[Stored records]
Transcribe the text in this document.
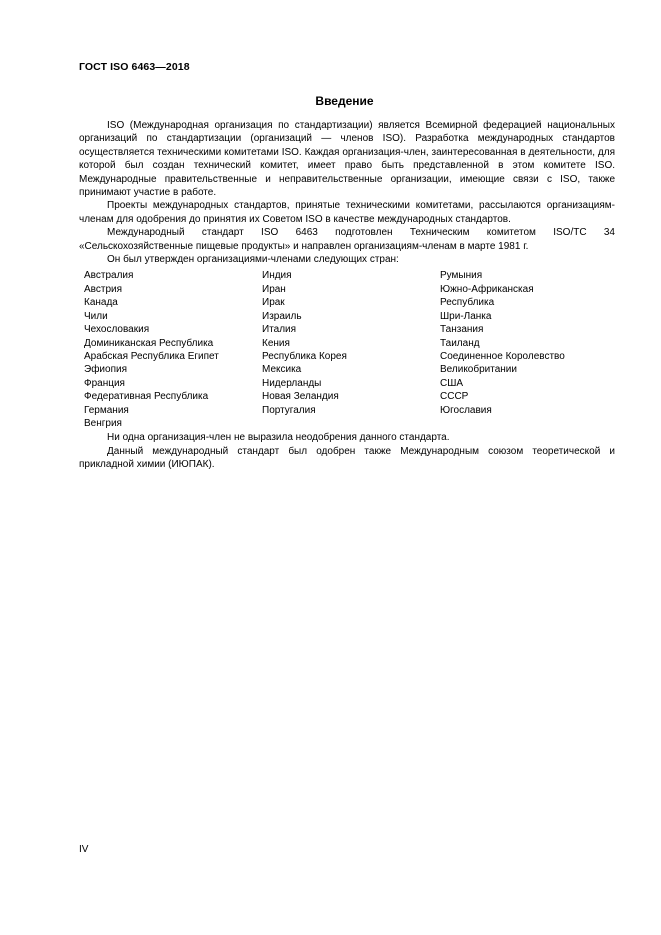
ГОСТ ISO 6463—2018
Введение

ISO (Международная организация по стандартизации) является Всемирной федерацией национальных организаций по стандартизации (организаций — членов ISO). Разработка международных стандартов осуществляется техническими комитетами ISO. Каждая организация-член, заинтересованная в деятельности, для которой был создан технический комитет, имеет право быть представленной в этом комитете ISO. Международные правительственные и неправительственные организации, имеющие связи с ISO, также принимают участие в работе.

Проекты международных стандартов, принятые техническими комитетами, рассылаются организациям-членам для одобрения до принятия их Советом ISO в качестве международных стандартов.

Международный стандарт ISO 6463 подготовлен Техническим комитетом ISO/TC 34 «Сельскохозяйственные пищевые продукты» и направлен организациям-членам в марте 1981 г.

Он был утвержден организациями-членами следующих стран:

Австралия
Австрия
Канада
Чили
Чехословакия
Доминиканская Республика
Арабская Республика Египет
Эфиопия
Франция
Федеративная Республика
Германия
Венгрия
Индия
Иран
Ирак
Израиль
Италия
Кения
Республика Корея
Мексика
Нидерланды
Новая Зеландия
Португалия
Румыния
Южно-Африканская
Республика
Шри-Ланка
Танзания
Таиланд
Соединенное Королевство
Великобритании
США
СССР
Югославия

Ни одна организация-член не выразила неодобрения данного стандарта.

Данный международный стандарт был одобрен также Международным союзом теоретической и прикладной химии (ИЮПАК).

IV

## Goal of the exercise
Without including any pictures, reproduce the listing exactly.

## Response to this exercise
Transcribe the text in this document.
ГОСТ ISO 6463—2018
Введение

ISO (Международная организация по стандартизации) является Всемирной федерацией национальных организаций по стандартизации (организаций — членов ISO). Разработка международных стандартов осуществляется техническими комитетами ISO. Каждая организация-член, заинтересованная в деятельности, для которой был создан технический комитет, имеет право быть представленной в этом комитете ISO. Международные правительственные и неправительственные организации, имеющие связи с ISO, также принимают участие в работе.

Проекты международных стандартов, принятые техническими комитетами, рассылаются организациям-членам для одобрения до принятия их Советом ISO в качестве международных стандартов.

Международный стандарт ISO 6463 подготовлен Техническим комитетом ISO/TC 34 «Сельскохозяйственные пищевые продукты» и направлен организациям-членам в марте 1981 г.

Он был утвержден организациями-членами следующих стран:

Австралия
Австрия
Канада
Чили
Чехословакия
Доминиканская Республика
Арабская Республика Египет
Эфиопия
Франция
Федеративная Республика
Германия
Венгрия
Индия
Иран
Ирак
Израиль
Италия
Кения
Республика Корея
Мексика
Нидерланды
Новая Зеландия
Португалия
Румыния
Южно-Африканская
Республика
Шри-Ланка
Танзания
Таиланд
Соединенное Королевство
Великобритании
США
СССР
Югославия

Ни одна организация-член не выразила неодобрения данного стандарта.

Данный международный стандарт был одобрен также Международным союзом теоретической и прикладной химии (ИЮПАК).

IV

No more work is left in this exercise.